[TASK TO COMPLETE]: Line by line, copy the material below exactly.

•••••

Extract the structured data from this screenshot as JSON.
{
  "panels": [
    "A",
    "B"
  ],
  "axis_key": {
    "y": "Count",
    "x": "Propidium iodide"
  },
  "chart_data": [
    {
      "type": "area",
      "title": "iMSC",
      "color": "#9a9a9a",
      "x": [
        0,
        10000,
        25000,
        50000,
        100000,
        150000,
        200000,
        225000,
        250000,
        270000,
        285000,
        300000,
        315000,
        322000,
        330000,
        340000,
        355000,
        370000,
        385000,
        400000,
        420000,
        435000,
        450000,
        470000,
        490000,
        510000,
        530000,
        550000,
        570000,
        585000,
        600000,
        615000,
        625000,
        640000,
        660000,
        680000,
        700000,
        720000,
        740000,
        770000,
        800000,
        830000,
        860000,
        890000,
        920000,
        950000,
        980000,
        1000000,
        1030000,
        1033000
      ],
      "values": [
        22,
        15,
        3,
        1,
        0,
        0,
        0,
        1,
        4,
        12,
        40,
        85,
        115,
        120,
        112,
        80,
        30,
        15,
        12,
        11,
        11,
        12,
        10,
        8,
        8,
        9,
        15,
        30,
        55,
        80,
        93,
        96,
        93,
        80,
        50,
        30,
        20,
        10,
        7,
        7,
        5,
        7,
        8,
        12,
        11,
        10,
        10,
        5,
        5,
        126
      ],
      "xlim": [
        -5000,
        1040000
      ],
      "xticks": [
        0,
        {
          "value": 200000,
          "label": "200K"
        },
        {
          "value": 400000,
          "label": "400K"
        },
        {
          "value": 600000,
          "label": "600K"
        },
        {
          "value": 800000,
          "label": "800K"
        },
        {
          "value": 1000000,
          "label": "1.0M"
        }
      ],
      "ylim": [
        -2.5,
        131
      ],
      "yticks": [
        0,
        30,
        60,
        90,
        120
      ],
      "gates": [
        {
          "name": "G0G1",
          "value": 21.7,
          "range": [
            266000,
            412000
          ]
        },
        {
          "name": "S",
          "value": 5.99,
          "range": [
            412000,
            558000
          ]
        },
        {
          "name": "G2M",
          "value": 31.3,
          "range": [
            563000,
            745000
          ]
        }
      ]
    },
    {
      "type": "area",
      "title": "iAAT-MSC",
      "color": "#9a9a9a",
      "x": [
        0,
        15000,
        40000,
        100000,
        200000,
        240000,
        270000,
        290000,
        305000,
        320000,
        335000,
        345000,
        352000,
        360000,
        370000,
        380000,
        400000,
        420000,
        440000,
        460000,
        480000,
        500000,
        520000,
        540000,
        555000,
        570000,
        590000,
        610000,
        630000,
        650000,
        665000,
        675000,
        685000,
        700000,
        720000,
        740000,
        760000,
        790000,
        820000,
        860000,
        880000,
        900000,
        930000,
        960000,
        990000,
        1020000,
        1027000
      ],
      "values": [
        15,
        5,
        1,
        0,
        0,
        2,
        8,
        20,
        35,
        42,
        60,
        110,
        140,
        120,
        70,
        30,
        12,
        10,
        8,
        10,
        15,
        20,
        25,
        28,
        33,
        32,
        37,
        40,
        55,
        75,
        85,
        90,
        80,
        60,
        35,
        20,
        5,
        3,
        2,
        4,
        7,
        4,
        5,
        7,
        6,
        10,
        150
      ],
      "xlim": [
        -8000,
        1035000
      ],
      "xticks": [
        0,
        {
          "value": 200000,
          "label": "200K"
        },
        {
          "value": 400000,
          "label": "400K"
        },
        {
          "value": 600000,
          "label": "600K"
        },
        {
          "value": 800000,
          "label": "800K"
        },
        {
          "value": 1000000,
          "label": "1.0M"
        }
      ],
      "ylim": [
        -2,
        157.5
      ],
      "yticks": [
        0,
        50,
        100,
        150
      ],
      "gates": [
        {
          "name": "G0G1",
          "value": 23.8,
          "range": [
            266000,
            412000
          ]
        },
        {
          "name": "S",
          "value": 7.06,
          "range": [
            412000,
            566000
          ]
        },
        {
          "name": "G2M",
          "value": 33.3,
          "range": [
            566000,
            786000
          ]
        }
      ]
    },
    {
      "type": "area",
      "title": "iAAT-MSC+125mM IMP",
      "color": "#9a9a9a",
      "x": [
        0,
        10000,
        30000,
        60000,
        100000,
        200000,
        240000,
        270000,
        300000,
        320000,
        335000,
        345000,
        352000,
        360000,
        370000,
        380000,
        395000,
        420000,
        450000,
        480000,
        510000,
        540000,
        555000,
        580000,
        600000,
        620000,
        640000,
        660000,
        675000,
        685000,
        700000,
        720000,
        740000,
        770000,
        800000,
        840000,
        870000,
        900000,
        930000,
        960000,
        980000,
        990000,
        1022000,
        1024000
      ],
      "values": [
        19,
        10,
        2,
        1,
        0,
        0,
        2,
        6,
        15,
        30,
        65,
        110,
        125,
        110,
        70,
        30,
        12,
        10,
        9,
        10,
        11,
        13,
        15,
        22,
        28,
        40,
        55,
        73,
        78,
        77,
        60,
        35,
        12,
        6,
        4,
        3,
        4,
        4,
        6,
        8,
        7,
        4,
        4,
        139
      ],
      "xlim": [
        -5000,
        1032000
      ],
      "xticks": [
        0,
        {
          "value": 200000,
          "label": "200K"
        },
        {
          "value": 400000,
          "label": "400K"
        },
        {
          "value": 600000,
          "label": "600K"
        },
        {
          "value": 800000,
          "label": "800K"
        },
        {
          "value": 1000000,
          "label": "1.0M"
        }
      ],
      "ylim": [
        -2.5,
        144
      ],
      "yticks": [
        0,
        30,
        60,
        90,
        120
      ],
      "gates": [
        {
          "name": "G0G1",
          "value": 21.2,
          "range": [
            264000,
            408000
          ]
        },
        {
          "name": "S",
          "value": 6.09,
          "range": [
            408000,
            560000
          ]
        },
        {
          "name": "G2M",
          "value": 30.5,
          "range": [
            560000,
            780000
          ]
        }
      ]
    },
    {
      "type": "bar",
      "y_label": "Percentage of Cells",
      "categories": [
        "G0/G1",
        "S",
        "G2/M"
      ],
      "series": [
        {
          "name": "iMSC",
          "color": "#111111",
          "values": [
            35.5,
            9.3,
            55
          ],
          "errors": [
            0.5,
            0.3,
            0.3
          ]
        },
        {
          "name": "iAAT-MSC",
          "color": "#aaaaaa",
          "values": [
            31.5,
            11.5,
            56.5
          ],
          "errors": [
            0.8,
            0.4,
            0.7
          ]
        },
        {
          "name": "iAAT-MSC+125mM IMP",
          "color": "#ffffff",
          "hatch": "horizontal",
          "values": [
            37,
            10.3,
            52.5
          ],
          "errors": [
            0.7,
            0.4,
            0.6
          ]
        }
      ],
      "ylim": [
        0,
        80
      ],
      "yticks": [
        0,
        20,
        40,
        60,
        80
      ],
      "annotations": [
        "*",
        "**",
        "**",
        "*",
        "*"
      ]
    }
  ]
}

•••••

[ANSWER TO THE PROBLEM]:
Extract the structured data from this screenshot as JSON.
{
  "panels": [
    "A",
    "B"
  ],
  "axis_key": {
    "y": "Count",
    "x": "Propidium iodide"
  },
  "chart_data": [
    {
      "type": "area",
      "title": "iMSC",
      "color": "#9a9a9a",
      "x": [
        0,
        10000,
        25000,
        50000,
        100000,
        150000,
        200000,
        225000,
        250000,
        270000,
        285000,
        300000,
        315000,
        322000,
        330000,
        340000,
        355000,
        370000,
        385000,
        400000,
        420000,
        435000,
        450000,
        470000,
        490000,
        510000,
        530000,
        550000,
        570000,
        585000,
        600000,
        615000,
        625000,
        640000,
        660000,
        680000,
        700000,
        720000,
        740000,
        770000,
        800000,
        830000,
        860000,
        890000,
        920000,
        950000,
        980000,
        1000000,
        1030000,
        1033000
      ],
      "values": [
        22,
        15,
        3,
        1,
        0,
        0,
        0,
        1,
        4,
        12,
        40,
        85,
        115,
        120,
        112,
        80,
        30,
        15,
        12,
        11,
        11,
        12,
        10,
        8,
        8,
        9,
        15,
        30,
        55,
        80,
        93,
        96,
        93,
        80,
        50,
        30,
        20,
        10,
        7,
        7,
        5,
        7,
        8,
        12,
        11,
        10,
        10,
        5,
        5,
        126
      ],
      "xlim": [
        -5000,
        1040000
      ],
      "xticks": [
        0,
        {
          "value": 200000,
          "label": "200K"
        },
        {
          "value": 400000,
          "label": "400K"
        },
        {
          "value": 600000,
          "label": "600K"
        },
        {
          "value": 800000,
          "label": "800K"
        },
        {
          "value": 1000000,
          "label": "1.0M"
        }
      ],
      "ylim": [
        -2.5,
        131
      ],
      "yticks": [
        0,
        30,
        60,
        90,
        120
      ],
      "gates": [
        {
          "name": "G0G1",
          "value": 21.7,
          "range": [
            266000,
            412000
          ]
        },
        {
          "name": "S",
          "value": 5.99,
          "range": [
            412000,
            558000
          ]
        },
        {
          "name": "G2M",
          "value": 31.3,
          "range": [
            563000,
            745000
          ]
        }
      ]
    },
    {
      "type": "area",
      "title": "iAAT-MSC",
      "color": "#9a9a9a",
      "x": [
        0,
        15000,
        40000,
        100000,
        200000,
        240000,
        270000,
        290000,
        305000,
        320000,
        335000,
        345000,
        352000,
        360000,
        370000,
        380000,
        400000,
        420000,
        440000,
        460000,
        480000,
        500000,
        520000,
        540000,
        555000,
        570000,
        590000,
        610000,
        630000,
        650000,
        665000,
        675000,
        685000,
        700000,
        720000,
        740000,
        760000,
        790000,
        820000,
        860000,
        880000,
        900000,
        930000,
        960000,
        990000,
        1020000,
        1027000
      ],
      "values": [
        15,
        5,
        1,
        0,
        0,
        2,
        8,
        20,
        35,
        42,
        60,
        110,
        140,
        120,
        70,
        30,
        12,
        10,
        8,
        10,
        15,
        20,
        25,
        28,
        33,
        32,
        37,
        40,
        55,
        75,
        85,
        90,
        80,
        60,
        35,
        20,
        5,
        3,
        2,
        4,
        7,
        4,
        5,
        7,
        6,
        10,
        150
      ],
      "xlim": [
        -8000,
        1035000
      ],
      "xticks": [
        0,
        {
          "value": 200000,
          "label": "200K"
        },
        {
          "value": 400000,
          "label": "400K"
        },
        {
          "value": 600000,
          "label": "600K"
        },
        {
          "value": 800000,
          "label": "800K"
        },
        {
          "value": 1000000,
          "label": "1.0M"
        }
      ],
      "ylim": [
        -2,
        157.5
      ],
      "yticks": [
        0,
        50,
        100,
        150
      ],
      "gates": [
        {
          "name": "G0G1",
          "value": 23.8,
          "range": [
            266000,
            412000
          ]
        },
        {
          "name": "S",
          "value": 7.06,
          "range": [
            412000,
            566000
          ]
        },
        {
          "name": "G2M",
          "value": 33.3,
          "range": [
            566000,
            786000
          ]
        }
      ]
    },
    {
      "type": "area",
      "title": "iAAT-MSC+125mM IMP",
      "color": "#9a9a9a",
      "x": [
        0,
        10000,
        30000,
        60000,
        100000,
        200000,
        240000,
        270000,
        300000,
        320000,
        335000,
        345000,
        352000,
        360000,
        370000,
        380000,
        395000,
        420000,
        450000,
        480000,
        510000,
        540000,
        555000,
        580000,
        600000,
        620000,
        640000,
        660000,
        675000,
        685000,
        700000,
        720000,
        740000,
        770000,
        800000,
        840000,
        870000,
        900000,
        930000,
        960000,
        980000,
        990000,
        1022000,
        1024000
      ],
      "values": [
        19,
        10,
        2,
        1,
        0,
        0,
        2,
        6,
        15,
        30,
        65,
        110,
        125,
        110,
        70,
        30,
        12,
        10,
        9,
        10,
        11,
        13,
        15,
        22,
        28,
        40,
        55,
        73,
        78,
        77,
        60,
        35,
        12,
        6,
        4,
        3,
        4,
        4,
        6,
        8,
        7,
        4,
        4,
        139
      ],
      "xlim": [
        -5000,
        1032000
      ],
      "xticks": [
        0,
        {
          "value": 200000,
          "label": "200K"
        },
        {
          "value": 400000,
          "label": "400K"
        },
        {
          "value": 600000,
          "label": "600K"
        },
        {
          "value": 800000,
          "label": "800K"
        },
        {
          "value": 1000000,
          "label": "1.0M"
        }
      ],
      "ylim": [
        -2.5,
        144
      ],
      "yticks": [
        0,
        30,
        60,
        90,
        120
      ],
      "gates": [
        {
          "name": "G0G1",
          "value": 21.2,
          "range": [
            264000,
            408000
          ]
        },
        {
          "name": "S",
          "value": 6.09,
          "range": [
            408000,
            560000
          ]
        },
        {
          "name": "G2M",
          "value": 30.5,
          "range": [
            560000,
            780000
          ]
        }
      ]
    },
    {
      "type": "bar",
      "y_label": "Percentage of Cells",
      "categories": [
        "G0/G1",
        "S",
        "G2/M"
      ],
      "series": [
        {
          "name": "iMSC",
          "color": "#111111",
          "values": [
            35.5,
            9.3,
            55
          ],
          "errors": [
            0.5,
            0.3,
            0.3
          ]
        },
        {
          "name": "iAAT-MSC",
          "color": "#aaaaaa",
          "values": [
            31.5,
            11.5,
            56.5
          ],
          "errors": [
            0.8,
            0.4,
            0.7
          ]
        },
        {
          "name": "iAAT-MSC+125mM IMP",
          "color": "#ffffff",
          "hatch": "horizontal",
          "values": [
            37,
            10.3,
            52.5
          ],
          "errors": [
            0.7,
            0.4,
            0.6
          ]
        }
      ],
      "ylim": [
        0,
        80
      ],
      "yticks": [
        0,
        20,
        40,
        60,
        80
      ],
      "annotations": [
        "*",
        "**",
        "**",
        "*",
        "*"
      ]
    }
  ]
}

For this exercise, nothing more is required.